Saved data entries:
● ● ● ● ● ● ●
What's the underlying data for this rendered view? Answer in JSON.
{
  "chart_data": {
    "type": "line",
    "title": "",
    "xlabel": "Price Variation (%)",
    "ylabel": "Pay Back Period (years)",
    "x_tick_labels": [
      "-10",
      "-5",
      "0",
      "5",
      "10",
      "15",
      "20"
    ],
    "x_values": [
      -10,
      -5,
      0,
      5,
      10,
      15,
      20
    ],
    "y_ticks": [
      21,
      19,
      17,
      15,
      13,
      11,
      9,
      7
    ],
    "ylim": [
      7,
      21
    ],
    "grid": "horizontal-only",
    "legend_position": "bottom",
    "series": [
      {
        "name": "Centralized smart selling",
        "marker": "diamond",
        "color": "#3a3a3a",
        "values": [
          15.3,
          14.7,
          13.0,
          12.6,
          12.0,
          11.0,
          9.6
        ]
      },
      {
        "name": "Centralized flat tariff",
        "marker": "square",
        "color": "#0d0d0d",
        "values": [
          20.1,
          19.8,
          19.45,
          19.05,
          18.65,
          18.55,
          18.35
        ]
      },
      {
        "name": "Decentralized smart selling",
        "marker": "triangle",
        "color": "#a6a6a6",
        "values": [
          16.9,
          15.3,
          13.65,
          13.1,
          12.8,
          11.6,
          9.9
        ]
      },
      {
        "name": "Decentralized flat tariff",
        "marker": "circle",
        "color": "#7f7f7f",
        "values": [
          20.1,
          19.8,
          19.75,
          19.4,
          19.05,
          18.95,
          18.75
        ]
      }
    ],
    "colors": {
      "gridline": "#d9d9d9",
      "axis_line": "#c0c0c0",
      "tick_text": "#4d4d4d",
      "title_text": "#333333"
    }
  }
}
● ● ● ● ● ● ●
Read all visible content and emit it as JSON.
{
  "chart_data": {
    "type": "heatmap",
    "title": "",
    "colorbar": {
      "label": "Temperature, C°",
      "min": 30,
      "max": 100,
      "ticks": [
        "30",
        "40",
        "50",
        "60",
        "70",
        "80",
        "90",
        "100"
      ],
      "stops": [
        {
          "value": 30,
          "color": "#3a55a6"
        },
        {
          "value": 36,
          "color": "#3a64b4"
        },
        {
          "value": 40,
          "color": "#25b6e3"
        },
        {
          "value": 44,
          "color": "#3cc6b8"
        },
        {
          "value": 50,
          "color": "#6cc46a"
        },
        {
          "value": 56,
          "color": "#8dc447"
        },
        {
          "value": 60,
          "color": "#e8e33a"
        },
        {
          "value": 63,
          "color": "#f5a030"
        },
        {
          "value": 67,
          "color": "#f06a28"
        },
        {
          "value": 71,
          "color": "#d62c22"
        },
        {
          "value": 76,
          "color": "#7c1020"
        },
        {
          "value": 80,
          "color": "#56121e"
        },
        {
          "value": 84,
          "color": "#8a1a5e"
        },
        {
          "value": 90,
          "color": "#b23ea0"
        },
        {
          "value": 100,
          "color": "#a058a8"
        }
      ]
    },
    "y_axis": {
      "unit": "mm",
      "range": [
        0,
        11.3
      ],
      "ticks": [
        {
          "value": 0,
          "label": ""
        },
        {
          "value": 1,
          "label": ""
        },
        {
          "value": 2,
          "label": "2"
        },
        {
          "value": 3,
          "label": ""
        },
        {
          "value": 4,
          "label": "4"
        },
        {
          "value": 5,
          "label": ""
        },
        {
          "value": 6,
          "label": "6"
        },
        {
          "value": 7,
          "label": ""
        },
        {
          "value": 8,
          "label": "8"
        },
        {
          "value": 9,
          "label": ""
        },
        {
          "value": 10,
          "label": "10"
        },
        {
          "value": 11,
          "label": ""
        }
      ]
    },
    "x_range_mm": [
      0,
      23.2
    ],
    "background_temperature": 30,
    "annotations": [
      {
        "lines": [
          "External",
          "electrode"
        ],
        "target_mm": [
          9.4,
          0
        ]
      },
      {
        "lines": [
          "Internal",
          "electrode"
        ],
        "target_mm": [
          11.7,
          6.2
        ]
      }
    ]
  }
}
● ● ● ● ● ● ●
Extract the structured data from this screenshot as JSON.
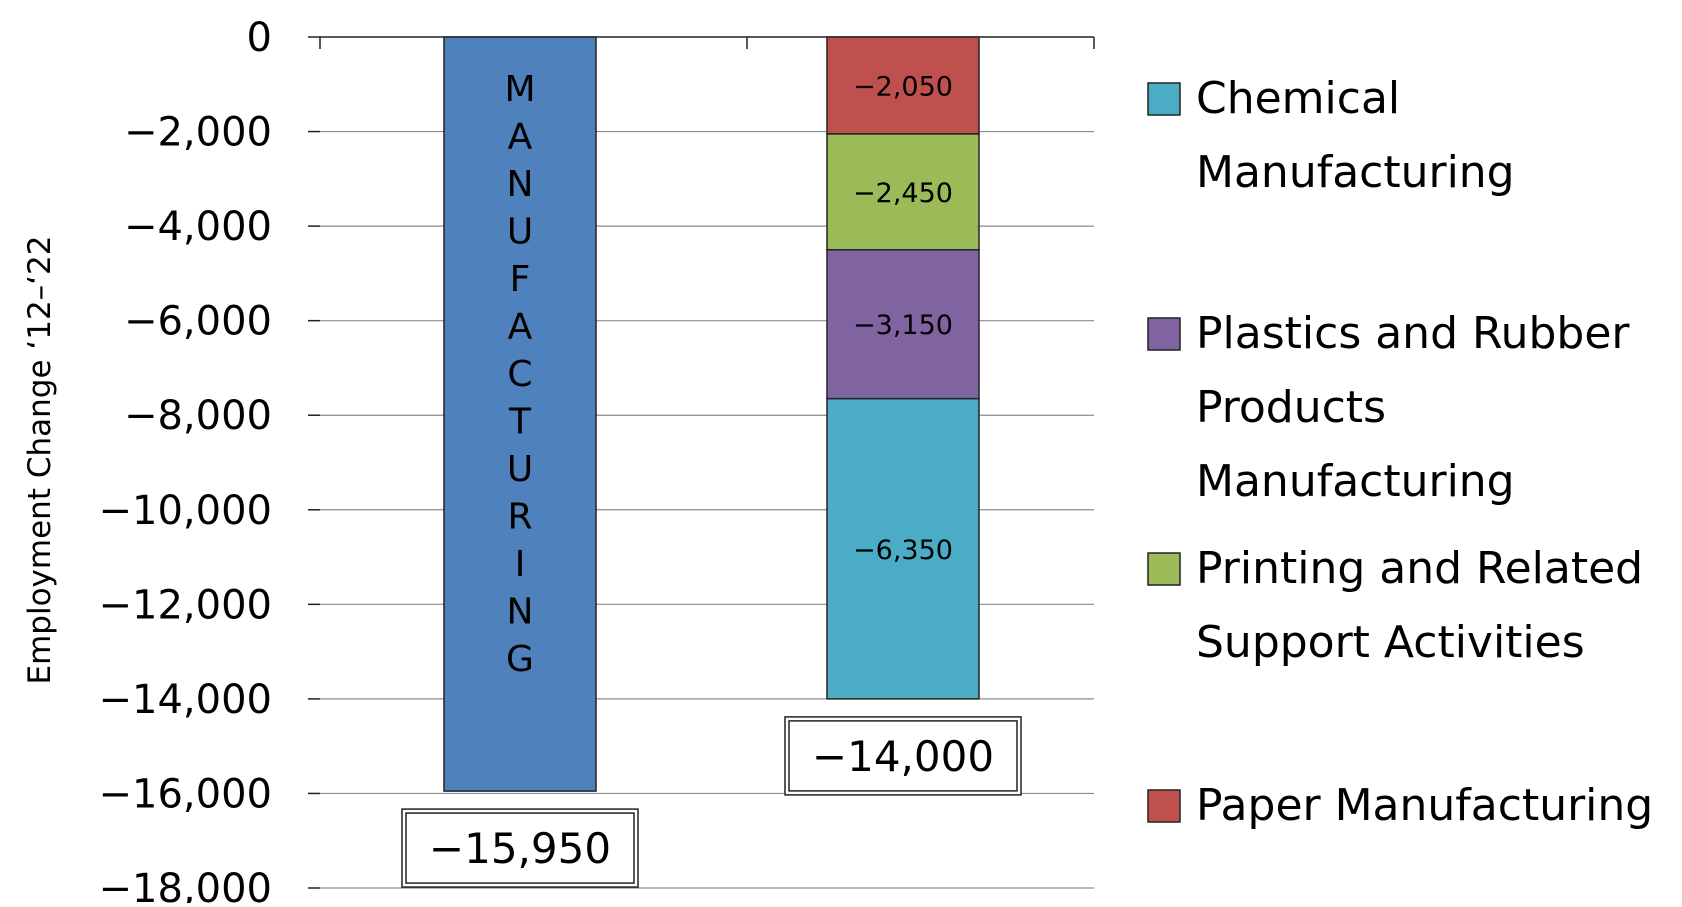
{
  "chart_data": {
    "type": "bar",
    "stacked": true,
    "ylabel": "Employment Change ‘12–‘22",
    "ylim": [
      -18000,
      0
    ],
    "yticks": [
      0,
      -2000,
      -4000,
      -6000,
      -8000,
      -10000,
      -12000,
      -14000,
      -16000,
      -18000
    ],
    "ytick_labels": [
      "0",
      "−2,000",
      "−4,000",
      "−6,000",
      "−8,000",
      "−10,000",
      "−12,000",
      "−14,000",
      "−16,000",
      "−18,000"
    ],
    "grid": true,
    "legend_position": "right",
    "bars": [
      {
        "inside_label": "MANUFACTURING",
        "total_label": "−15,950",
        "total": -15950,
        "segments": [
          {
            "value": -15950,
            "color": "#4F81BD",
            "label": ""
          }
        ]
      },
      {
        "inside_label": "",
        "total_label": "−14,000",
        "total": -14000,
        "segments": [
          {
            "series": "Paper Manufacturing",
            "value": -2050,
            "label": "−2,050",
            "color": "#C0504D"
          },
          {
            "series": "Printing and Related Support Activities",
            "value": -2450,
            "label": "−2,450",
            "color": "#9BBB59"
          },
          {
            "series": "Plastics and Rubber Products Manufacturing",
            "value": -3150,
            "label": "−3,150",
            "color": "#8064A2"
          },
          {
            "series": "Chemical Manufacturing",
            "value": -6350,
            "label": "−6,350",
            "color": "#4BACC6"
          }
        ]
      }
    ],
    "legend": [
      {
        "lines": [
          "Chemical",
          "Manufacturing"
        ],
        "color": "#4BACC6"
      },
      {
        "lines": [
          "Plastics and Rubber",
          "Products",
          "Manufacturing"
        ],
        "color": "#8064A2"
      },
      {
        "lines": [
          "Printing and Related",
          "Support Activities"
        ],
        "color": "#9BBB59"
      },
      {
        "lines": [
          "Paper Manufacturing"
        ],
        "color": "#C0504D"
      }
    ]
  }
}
● ● ● ● ● ● ●
» GIVEN PROBLEM
Select and copy every line from the records that includes the word "Plastics".

» RESULT
            "series": "Plastics and Rubber Products Manufacturing",
          "Plastics and Rubber",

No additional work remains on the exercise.